# INSTRUCTIONS FOR THE TASK
Carry on the passage about Tony Blair's weakening base in Parliament, starting right after its last sentence.

# SELECTED PASSAGE
This is not the only indication that Tony Blair may have fewer friends than he needs, where he needs them. There is a feeling around that despite his popularity, his commanding performances in the Commons and his firm grip on his Cabinet, the Prime Minister may now be holed below the waterline, because in the British political system, any head of government, however dominant, has to have a secure base in Parliament. Mr Blair's parliamentary base is slowly, inexorably slipping away, and it is hard to see how he can repair it.
I remember a conversation I had with Michael Portillo, after Margaret Thatcher had reshuffled her government in 1989. In that reshuffle, only one of 101 Tory MPs who had entered Parliament in the 1983 landslide was promoted to government. The other vacancies were filled by newcomers such as John Redwood and Gillian Shephard. Mr Portillo forecast that this would create a problem for his heroine, and one that arose only because she kept winning elections. This conversation opened my eyes to something that had escaped me, which is that the Commons is like a school, whose academic years are from one general election to the next. Any MP could tell you with complete accuracy which of his colleagues has been there longer than he has, who is part of the same intake, and who came later.

# SOURCE MATERIAL
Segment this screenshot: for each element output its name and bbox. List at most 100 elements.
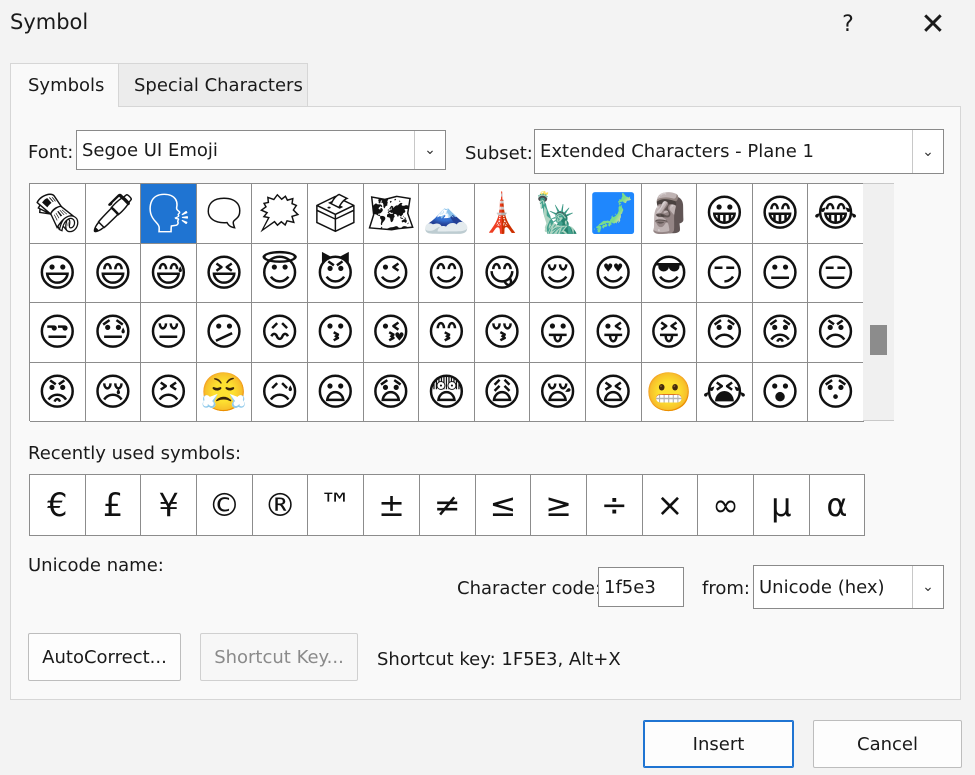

# RESPONSE TO THE TASK
When I was talking last week to four ambitious Labour MPs from the 2001 intake, their entire conversation was about the possibility that some of their contemporaries were in with a chance of being promoted. The possible fate of longer-serving MPs did not feature in the conversation, because it is only when your contemporaries move ahead that you start to worry about how you are getting on. Tony Blair's situation is now analogous to Margaret Thatcher's in 1989, because six years have passed since 183 hope-filled new Labour MPs poured into the Commons in the 1997 landslide. On Friday, eight more were at last given jobs as ministers. That makes 34 now in government. More than four times that number are on the outside.
This could be the last reshuffle in which any of the 1997 intake is promoted. Those still waiting have already been overtaken by three young ministers: Douglas Alexander, David Lammy and David Miliband, who entered Parliament after the 1997 election. In the next few days, we may see more of the 2001 intake being brought into the lowest rung of government, as unpaid parliamentary private secretaries.
This problem is resolved if Labour loses the next election, or has most of its majority wiped away. But should Mr Blair return with another large Commons majority, there will be another new batch of MPs hoping for early promotion, an increasingly restive 2001 intake, and dozens from the 1997 intake still hanging about. The majority must now be thinking that the chauffeur-driven limousine will never stop at their door.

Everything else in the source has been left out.